▸ **Record excerpts**:
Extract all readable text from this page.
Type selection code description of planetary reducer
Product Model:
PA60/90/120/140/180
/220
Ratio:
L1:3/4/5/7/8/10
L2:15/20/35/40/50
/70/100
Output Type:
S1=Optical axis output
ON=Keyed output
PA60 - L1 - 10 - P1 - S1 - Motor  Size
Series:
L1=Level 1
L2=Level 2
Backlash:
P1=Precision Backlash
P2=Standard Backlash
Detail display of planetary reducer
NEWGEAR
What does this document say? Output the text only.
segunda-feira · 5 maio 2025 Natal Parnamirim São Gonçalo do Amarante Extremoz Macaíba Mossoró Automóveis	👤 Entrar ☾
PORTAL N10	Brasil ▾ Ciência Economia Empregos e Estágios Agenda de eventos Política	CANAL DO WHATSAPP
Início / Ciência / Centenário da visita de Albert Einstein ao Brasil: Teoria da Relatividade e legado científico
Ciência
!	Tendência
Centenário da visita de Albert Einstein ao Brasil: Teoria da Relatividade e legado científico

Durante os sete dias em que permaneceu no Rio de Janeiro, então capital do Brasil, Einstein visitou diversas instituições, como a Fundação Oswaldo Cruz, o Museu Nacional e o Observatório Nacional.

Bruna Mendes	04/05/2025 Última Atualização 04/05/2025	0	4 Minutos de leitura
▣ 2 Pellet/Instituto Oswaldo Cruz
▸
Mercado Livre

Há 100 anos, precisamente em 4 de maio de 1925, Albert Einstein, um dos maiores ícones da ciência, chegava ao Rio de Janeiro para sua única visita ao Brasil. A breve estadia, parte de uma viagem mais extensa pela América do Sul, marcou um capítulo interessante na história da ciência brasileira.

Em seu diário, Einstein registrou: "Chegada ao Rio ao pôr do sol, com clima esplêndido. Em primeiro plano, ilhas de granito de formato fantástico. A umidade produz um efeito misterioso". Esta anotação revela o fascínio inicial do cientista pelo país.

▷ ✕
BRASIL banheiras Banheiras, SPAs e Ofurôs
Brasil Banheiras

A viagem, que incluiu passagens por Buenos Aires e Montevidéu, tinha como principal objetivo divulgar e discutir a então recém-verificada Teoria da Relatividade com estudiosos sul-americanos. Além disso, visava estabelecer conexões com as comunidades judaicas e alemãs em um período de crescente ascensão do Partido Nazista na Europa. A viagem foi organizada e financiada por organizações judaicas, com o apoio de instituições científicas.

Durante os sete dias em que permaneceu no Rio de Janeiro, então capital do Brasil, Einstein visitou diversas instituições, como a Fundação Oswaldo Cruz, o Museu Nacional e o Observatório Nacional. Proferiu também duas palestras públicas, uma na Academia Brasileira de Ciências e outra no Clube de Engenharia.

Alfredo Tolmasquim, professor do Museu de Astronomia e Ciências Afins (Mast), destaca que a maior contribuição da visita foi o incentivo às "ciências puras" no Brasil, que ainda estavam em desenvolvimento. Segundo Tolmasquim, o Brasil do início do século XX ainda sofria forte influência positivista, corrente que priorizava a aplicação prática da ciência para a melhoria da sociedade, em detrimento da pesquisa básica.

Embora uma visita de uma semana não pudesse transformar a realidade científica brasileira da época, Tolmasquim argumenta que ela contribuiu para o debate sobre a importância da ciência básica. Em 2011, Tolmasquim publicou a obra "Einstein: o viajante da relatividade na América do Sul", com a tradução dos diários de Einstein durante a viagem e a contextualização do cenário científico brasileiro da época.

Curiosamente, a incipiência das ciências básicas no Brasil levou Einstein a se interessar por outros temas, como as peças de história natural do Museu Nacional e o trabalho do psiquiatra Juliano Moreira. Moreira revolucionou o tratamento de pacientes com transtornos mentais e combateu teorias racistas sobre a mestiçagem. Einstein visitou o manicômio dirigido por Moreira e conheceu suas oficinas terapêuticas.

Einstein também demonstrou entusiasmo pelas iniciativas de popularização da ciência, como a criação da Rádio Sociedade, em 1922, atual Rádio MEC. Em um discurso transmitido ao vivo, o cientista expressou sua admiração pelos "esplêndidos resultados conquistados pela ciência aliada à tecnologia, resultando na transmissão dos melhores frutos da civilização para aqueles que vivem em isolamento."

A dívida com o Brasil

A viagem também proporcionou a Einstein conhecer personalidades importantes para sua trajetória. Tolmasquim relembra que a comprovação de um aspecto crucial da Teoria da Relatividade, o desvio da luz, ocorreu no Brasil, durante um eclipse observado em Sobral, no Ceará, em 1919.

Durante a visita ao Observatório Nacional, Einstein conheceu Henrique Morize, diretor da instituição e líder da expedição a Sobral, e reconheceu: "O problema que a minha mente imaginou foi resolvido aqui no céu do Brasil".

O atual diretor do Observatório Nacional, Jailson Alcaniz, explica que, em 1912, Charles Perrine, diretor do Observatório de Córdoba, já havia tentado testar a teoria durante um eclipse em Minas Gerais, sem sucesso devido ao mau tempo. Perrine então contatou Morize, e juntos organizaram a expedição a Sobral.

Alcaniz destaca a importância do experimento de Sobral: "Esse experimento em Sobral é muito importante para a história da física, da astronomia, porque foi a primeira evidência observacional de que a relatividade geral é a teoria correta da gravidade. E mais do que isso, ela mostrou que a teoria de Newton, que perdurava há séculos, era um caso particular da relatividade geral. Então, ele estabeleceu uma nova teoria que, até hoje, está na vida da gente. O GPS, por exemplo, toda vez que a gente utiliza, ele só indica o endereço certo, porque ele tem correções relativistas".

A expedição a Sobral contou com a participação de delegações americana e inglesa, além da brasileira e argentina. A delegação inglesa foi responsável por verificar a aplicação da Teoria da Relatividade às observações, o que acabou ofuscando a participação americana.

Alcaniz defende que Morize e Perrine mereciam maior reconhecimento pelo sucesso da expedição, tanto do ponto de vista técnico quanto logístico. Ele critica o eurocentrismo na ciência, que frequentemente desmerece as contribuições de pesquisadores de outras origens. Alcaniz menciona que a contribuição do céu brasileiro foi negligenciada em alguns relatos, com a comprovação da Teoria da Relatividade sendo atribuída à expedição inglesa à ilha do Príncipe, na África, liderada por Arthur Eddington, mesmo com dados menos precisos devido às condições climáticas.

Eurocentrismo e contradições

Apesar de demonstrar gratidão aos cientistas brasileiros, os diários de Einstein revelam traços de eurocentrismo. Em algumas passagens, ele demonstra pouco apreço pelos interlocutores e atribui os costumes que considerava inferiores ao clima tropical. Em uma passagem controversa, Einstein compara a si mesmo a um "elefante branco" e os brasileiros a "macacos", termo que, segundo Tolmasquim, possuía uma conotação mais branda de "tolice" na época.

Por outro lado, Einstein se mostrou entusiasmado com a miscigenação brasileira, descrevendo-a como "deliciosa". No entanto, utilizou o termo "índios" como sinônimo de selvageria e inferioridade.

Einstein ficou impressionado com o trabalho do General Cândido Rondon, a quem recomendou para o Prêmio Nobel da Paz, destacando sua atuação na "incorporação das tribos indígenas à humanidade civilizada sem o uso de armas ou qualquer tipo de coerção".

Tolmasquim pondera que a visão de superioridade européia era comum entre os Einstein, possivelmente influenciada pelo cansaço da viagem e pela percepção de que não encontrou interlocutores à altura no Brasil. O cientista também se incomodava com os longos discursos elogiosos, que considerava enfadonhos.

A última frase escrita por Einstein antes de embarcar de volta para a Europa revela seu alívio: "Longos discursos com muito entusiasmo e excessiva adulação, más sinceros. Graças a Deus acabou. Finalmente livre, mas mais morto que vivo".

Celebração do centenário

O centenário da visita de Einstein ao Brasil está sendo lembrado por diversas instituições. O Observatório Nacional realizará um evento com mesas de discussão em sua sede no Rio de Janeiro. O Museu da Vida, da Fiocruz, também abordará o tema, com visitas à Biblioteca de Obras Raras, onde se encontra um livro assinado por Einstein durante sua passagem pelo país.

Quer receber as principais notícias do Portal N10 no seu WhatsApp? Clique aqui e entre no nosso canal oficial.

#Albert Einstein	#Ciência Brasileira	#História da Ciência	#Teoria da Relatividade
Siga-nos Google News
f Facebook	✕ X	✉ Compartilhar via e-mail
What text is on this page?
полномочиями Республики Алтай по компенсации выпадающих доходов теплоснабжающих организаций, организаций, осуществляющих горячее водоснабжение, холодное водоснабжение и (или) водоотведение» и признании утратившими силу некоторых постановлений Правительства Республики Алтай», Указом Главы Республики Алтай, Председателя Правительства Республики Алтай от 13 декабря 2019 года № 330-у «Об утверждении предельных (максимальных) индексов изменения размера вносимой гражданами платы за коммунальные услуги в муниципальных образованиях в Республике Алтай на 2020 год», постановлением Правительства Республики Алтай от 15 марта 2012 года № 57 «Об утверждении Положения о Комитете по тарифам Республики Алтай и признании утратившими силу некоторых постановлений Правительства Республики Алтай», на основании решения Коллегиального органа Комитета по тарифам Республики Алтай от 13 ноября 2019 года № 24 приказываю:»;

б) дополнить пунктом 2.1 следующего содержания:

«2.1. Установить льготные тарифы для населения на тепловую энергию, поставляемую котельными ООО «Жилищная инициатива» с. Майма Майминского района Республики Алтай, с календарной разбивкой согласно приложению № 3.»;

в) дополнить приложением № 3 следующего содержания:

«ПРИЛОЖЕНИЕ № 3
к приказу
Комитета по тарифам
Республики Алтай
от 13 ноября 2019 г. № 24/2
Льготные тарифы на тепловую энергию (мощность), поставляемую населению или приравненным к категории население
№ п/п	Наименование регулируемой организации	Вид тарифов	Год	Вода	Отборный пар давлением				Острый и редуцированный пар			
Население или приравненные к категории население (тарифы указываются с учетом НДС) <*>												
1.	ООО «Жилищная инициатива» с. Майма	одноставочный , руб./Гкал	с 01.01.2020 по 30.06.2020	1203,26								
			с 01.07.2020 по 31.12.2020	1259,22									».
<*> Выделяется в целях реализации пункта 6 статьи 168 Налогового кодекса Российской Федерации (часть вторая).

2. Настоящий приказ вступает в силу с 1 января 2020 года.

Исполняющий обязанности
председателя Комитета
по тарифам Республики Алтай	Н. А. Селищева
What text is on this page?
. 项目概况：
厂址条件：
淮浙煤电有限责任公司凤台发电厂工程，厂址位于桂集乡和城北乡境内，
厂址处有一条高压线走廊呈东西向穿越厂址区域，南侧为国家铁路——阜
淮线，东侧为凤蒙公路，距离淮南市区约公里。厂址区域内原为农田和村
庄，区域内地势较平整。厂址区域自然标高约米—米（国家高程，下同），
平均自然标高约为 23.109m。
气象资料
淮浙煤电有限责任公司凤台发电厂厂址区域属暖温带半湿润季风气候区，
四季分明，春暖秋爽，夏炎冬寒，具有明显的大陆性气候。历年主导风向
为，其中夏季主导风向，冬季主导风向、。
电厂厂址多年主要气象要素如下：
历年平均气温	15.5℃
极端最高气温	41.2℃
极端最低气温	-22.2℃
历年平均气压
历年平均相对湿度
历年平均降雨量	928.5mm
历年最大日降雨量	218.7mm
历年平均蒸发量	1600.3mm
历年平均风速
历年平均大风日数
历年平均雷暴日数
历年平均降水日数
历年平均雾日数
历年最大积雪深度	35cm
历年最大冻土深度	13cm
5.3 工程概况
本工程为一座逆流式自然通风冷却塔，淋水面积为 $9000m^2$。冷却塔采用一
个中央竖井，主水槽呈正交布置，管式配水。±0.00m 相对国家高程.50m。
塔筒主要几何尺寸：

▸ **Given problem**: Scan the material line by line and report each one that contains "Banheiras".

▸ **Exercise answer**:
BRASIL banheiras Banheiras, SPAs e Ofurôs
Brasil Banheiras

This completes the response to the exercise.